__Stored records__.

####

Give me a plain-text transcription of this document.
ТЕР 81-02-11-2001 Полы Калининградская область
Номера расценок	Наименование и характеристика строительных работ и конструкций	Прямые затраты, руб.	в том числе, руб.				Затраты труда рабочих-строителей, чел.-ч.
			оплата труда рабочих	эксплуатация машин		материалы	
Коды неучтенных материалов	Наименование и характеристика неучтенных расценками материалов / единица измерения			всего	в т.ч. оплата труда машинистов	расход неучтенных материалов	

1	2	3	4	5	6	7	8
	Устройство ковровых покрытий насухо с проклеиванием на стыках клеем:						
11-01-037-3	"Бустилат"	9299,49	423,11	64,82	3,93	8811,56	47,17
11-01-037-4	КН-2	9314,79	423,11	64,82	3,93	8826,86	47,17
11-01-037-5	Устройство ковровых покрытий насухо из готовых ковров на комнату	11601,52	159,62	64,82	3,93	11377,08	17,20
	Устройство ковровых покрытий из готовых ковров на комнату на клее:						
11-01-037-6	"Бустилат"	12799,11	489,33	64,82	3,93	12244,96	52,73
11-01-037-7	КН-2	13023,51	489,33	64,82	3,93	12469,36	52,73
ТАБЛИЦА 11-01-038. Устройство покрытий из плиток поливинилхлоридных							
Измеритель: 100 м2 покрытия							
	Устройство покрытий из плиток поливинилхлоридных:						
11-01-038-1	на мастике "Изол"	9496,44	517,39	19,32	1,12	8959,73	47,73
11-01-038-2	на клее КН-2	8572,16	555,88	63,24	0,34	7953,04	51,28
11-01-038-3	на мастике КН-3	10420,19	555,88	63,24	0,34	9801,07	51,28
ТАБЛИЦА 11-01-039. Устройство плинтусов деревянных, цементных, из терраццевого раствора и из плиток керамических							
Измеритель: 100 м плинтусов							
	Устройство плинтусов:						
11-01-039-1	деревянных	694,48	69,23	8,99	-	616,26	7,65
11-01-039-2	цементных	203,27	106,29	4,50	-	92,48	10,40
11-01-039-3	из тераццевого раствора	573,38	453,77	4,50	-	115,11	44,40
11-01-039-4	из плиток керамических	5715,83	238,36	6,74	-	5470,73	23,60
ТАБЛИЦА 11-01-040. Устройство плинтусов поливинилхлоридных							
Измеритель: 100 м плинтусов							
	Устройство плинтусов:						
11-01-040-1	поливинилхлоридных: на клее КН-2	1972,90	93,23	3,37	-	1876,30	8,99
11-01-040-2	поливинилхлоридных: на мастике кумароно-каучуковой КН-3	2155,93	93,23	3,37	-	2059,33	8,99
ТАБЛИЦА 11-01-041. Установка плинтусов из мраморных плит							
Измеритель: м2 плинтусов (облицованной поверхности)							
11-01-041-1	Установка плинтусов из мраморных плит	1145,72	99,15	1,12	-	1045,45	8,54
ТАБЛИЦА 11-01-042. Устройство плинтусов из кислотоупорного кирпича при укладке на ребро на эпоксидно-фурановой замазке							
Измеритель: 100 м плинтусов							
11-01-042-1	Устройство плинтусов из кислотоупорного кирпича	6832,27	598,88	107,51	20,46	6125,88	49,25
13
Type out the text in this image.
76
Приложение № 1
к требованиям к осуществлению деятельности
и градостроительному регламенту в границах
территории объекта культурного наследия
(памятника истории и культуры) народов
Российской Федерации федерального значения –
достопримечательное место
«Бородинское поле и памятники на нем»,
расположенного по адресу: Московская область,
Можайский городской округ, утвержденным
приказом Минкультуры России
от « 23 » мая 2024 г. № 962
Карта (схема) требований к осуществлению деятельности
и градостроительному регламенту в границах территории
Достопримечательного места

####

__What you should do__.
Copy all lines from the entries that contain the word "границах".

__Complete response__.
и градостроительному регламенту в границах
и градостроительному регламенту в границах территории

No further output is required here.